** start of Supplied material **

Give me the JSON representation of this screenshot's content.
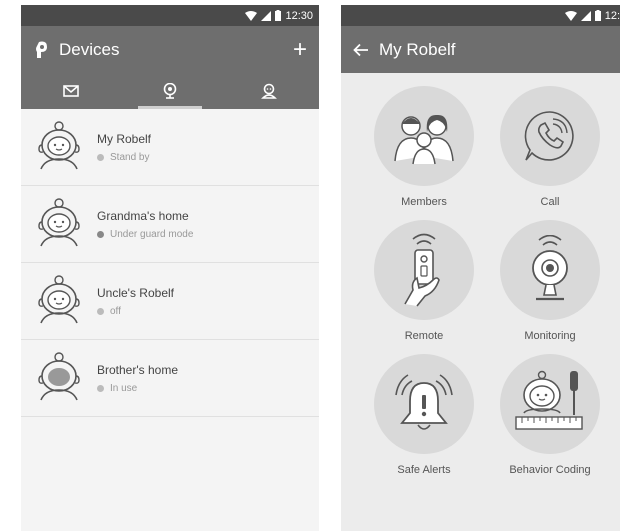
{
  "left": {
    "status_time": "12:30",
    "title": "Devices",
    "add_label": "+",
    "tabs": [
      {
        "icon": "mail-icon"
      },
      {
        "icon": "webcam-icon"
      },
      {
        "icon": "contact-icon"
      }
    ],
    "devices": [
      {
        "name": "My Robelf",
        "status": "Stand by",
        "icon": "robot-icon"
      },
      {
        "name": "Grandma's home",
        "status": "Under guard mode",
        "icon": "robot-icon"
      },
      {
        "name": "Uncle's Robelf",
        "status": "off",
        "icon": "robot-icon"
      },
      {
        "name": "Brother's home",
        "status": "In use",
        "icon": "robot-icon"
      }
    ]
  },
  "right": {
    "status_time": "12:",
    "title": "My Robelf",
    "features": [
      {
        "label": "Members",
        "icon": "family-icon"
      },
      {
        "label": "Call",
        "icon": "phone-icon"
      },
      {
        "label": "Remote",
        "icon": "remote-icon"
      },
      {
        "label": "Monitoring",
        "icon": "webcam-icon"
      },
      {
        "label": "Safe Alerts",
        "icon": "bell-alert-icon"
      },
      {
        "label": "Behavior Coding",
        "icon": "robot-coding-icon"
      }
    ]
  }
}
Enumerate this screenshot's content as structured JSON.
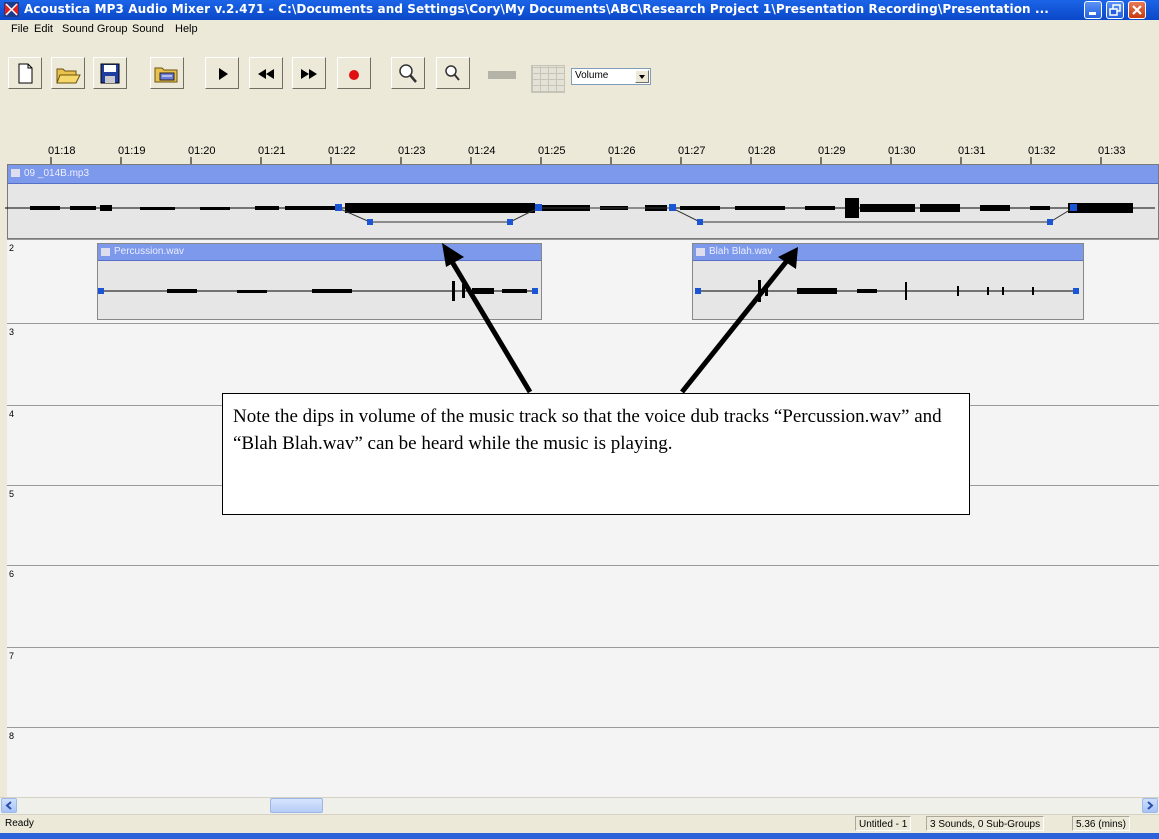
{
  "window": {
    "title": "Acoustica MP3 Audio Mixer v.2.471 - C:\\Documents and Settings\\Cory\\My Documents\\ABC\\Research Project 1\\Presentation Recording\\Presentation ...",
    "controls": [
      "minimize-icon",
      "maximize-icon",
      "close-icon"
    ]
  },
  "menu": [
    "File",
    "Edit",
    "Sound Group",
    "Sound",
    "Help"
  ],
  "toolbar": {
    "buttons": [
      "new-icon",
      "open-icon",
      "save-icon",
      "import-icon",
      "play-icon",
      "rewind-icon",
      "fast-forward-icon",
      "record-icon",
      "zoom-in-icon",
      "zoom-out-icon"
    ],
    "volume_select": "Volume"
  },
  "ruler": {
    "ticks": [
      "01:18",
      "01:19",
      "01:20",
      "01:21",
      "01:22",
      "01:23",
      "01:24",
      "01:25",
      "01:26",
      "01:27",
      "01:28",
      "01:29",
      "01:30",
      "01:31",
      "01:32",
      "01:33"
    ]
  },
  "tracks": {
    "track1": {
      "clip": "09 _014B.mp3"
    },
    "track2": {
      "number": "2",
      "clips": [
        "Percussion.wav",
        "Blah Blah.wav"
      ]
    },
    "lane_numbers": [
      "3",
      "4",
      "5",
      "6",
      "7",
      "8"
    ]
  },
  "annotation": {
    "text": "Note the dips in volume of the music track so that the voice dub tracks “Percussion.wav” and “Blah Blah.wav” can be heard while the music is playing."
  },
  "status": {
    "left": "Ready",
    "document": "Untitled - 1",
    "counts": "3 Sounds, 0 Sub-Groups",
    "length": "5.36 (mins)"
  },
  "colors": {
    "titlebar": "#0b48c8",
    "clip_header": "#7c99ec",
    "envelope_node": "#1a55d6",
    "record": "#e01010"
  }
}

** end of Supplied material **

Count how many lines above carry the word "Robelf". Only the number is required.

3